>> start INPUT DATA
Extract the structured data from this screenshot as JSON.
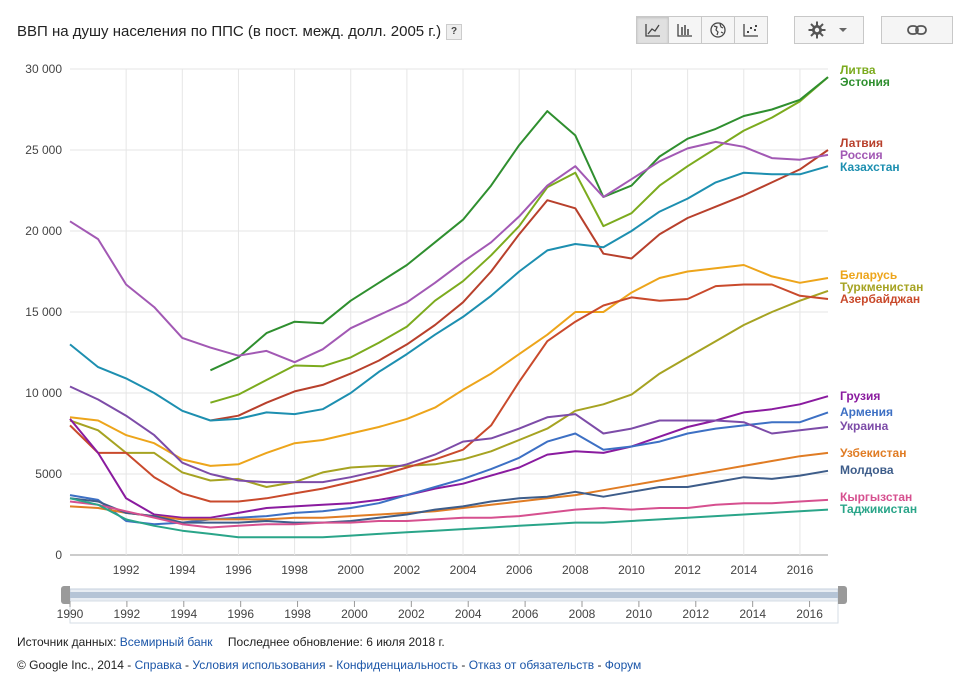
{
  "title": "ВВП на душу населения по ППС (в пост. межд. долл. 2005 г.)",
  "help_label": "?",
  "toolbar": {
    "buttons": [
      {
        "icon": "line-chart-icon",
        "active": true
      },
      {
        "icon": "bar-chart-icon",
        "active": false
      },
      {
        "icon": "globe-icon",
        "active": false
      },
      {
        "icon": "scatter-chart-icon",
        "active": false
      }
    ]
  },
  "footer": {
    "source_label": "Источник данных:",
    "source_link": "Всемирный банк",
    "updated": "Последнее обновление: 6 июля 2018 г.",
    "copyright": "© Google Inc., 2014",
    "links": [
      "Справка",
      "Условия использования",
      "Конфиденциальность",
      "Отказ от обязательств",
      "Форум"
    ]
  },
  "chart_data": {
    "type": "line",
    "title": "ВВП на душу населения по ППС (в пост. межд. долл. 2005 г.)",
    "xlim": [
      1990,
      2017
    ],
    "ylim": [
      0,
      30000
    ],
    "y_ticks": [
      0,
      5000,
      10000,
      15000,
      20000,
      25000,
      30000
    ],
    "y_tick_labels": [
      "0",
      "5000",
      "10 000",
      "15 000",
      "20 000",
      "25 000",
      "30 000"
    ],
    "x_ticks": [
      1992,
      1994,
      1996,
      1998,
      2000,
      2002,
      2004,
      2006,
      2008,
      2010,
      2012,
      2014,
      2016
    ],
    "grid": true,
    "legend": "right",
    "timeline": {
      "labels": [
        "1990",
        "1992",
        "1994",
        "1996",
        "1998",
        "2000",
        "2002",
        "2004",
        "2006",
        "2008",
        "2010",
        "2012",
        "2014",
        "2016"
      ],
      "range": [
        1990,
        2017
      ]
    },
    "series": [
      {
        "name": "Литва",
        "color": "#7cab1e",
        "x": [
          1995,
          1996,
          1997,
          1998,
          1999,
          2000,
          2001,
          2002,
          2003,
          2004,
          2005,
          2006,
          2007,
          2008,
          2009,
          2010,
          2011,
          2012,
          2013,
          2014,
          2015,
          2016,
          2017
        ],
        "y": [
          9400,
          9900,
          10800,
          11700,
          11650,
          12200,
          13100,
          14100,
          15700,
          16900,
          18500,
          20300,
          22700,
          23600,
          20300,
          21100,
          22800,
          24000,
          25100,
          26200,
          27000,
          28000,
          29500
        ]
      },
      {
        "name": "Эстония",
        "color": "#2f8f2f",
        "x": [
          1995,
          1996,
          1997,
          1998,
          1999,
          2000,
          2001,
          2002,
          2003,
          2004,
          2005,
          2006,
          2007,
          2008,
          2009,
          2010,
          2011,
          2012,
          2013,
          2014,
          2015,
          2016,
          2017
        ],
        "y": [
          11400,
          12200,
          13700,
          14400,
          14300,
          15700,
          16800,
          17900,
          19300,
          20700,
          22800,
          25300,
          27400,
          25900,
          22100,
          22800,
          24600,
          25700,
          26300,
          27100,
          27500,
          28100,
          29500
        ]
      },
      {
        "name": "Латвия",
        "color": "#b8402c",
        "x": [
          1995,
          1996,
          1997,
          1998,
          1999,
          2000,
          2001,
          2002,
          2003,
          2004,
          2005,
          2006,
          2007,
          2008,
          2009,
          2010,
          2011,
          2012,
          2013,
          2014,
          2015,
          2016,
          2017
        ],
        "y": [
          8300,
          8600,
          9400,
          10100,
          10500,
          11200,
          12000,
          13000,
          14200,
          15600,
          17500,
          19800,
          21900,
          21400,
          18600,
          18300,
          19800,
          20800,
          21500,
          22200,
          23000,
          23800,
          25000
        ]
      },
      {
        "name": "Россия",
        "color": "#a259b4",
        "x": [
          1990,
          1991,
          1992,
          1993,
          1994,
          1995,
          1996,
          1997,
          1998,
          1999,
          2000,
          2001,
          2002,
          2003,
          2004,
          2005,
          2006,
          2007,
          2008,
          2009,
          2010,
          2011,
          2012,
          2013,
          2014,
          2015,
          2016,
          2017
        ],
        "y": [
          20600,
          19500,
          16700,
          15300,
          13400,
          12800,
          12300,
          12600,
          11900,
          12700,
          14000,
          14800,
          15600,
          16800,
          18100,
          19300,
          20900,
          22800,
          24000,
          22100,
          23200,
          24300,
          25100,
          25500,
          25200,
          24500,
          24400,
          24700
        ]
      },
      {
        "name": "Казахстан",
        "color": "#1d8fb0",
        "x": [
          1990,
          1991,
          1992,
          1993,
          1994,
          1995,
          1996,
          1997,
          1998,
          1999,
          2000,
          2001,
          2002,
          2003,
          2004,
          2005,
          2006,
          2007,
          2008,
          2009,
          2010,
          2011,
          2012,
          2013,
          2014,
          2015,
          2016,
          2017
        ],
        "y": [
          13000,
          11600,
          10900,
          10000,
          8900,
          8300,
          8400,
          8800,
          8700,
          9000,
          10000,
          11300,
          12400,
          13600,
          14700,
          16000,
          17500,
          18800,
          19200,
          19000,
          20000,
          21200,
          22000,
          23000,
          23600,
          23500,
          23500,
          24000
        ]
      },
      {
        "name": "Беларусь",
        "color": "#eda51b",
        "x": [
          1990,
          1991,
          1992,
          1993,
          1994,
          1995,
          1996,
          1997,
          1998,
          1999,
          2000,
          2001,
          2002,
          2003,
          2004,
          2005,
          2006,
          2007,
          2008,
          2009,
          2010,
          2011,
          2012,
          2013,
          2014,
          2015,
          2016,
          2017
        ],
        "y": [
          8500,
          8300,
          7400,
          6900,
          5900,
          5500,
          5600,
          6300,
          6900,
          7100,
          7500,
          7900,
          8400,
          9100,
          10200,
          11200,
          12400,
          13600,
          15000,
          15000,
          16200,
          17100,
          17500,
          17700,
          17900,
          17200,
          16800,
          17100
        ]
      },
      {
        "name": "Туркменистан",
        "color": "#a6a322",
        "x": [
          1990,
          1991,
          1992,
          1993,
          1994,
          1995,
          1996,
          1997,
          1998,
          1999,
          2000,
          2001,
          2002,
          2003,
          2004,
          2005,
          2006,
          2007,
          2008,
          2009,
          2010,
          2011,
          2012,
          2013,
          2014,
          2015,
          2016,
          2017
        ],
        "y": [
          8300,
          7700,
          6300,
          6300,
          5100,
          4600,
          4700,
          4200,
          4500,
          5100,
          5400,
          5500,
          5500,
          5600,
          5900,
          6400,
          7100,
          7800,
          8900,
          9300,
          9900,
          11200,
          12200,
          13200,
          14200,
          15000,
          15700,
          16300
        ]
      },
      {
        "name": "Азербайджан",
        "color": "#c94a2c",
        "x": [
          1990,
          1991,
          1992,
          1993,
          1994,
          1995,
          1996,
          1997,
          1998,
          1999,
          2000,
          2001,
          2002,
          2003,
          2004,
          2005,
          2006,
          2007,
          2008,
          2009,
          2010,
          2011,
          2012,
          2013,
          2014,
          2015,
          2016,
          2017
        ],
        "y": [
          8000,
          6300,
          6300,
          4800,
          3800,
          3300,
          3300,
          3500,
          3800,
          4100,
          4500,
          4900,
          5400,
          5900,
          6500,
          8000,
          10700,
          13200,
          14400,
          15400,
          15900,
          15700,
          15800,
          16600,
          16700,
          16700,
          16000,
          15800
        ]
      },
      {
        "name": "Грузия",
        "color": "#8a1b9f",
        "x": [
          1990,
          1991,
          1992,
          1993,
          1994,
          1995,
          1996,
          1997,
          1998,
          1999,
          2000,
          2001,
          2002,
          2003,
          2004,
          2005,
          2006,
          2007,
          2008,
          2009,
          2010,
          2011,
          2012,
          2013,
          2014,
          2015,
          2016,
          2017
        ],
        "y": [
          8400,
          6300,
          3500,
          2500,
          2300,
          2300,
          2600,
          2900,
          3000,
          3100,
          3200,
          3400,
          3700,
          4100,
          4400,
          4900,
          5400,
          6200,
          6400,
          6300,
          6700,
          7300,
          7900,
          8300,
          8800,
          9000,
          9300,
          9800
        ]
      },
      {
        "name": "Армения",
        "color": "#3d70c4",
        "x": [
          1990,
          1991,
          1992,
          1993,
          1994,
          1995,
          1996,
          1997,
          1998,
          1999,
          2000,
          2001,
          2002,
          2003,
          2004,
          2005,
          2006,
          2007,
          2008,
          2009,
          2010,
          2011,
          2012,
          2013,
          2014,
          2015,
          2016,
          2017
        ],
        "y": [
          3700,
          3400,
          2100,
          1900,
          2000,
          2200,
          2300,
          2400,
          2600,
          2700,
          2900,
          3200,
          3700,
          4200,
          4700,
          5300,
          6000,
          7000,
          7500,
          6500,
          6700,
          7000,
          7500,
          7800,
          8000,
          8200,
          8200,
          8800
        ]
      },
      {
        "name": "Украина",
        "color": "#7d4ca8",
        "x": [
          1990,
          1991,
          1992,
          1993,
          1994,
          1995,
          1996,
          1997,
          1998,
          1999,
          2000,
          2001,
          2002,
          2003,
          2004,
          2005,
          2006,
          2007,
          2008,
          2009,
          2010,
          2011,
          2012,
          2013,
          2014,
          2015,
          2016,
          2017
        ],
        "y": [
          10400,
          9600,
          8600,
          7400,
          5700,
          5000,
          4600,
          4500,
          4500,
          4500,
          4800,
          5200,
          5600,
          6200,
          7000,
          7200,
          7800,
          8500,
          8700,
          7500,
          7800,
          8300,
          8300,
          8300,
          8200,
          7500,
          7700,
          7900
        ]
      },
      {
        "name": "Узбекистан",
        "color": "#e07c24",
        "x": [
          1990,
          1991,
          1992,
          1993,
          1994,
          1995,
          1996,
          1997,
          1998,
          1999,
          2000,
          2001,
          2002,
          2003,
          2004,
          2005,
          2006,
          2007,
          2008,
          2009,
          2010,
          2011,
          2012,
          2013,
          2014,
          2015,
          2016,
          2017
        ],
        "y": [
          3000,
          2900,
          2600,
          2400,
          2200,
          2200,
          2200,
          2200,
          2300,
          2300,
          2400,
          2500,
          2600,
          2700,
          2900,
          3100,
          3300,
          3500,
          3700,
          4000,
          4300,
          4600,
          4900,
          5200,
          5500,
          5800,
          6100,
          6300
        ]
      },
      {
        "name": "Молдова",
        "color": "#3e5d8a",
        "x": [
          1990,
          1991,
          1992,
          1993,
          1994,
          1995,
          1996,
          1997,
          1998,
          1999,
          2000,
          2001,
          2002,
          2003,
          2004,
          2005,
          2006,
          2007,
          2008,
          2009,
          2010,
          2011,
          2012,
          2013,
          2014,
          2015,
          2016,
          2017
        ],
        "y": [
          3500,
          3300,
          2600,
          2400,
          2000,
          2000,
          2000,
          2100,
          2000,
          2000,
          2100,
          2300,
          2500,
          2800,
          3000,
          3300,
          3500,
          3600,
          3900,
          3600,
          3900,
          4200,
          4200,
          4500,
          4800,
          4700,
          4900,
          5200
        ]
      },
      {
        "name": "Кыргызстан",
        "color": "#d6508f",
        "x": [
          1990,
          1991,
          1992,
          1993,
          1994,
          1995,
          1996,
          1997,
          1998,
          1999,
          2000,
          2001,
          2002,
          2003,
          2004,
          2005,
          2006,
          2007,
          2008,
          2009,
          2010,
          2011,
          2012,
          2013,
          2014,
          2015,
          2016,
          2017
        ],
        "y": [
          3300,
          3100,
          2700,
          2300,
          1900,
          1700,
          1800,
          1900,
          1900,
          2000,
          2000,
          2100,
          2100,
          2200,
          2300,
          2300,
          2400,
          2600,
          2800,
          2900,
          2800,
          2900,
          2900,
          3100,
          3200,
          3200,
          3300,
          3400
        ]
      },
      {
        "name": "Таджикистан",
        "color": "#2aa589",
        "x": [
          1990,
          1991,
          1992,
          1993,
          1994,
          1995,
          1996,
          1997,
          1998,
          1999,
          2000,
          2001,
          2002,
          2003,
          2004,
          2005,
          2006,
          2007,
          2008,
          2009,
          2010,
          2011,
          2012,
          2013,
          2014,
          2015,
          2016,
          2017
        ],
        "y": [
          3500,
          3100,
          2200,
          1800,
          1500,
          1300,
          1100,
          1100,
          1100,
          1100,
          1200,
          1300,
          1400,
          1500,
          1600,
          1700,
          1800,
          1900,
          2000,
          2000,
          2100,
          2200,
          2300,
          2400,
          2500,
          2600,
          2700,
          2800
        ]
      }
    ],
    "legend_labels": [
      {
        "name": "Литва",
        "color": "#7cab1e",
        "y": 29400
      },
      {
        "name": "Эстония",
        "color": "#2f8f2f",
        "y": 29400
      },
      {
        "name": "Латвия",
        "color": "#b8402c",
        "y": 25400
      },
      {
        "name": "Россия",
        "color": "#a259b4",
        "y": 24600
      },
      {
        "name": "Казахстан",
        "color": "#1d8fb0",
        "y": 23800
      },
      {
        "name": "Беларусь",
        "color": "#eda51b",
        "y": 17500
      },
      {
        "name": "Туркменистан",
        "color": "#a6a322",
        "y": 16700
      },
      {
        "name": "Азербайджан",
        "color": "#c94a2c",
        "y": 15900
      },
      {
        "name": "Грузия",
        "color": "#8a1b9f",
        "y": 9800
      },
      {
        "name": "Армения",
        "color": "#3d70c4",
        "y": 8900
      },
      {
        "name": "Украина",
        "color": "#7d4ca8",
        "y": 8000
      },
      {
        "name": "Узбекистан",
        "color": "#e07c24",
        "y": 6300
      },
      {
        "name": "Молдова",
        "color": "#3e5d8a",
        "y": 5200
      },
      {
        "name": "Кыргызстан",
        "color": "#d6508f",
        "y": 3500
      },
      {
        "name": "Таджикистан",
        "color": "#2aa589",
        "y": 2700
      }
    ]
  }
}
>> end INPUT DATA
WRITTEN PROBLEM →
Search the data for the string "межд". List each line that has it.

TASK SOLUTION →
  "title": "ВВП на душу населения по ППС (в пост. межд. долл. 2005 г.)",
    "title": "ВВП на душу населения по ППС (в пост. межд. долл. 2005 г.)",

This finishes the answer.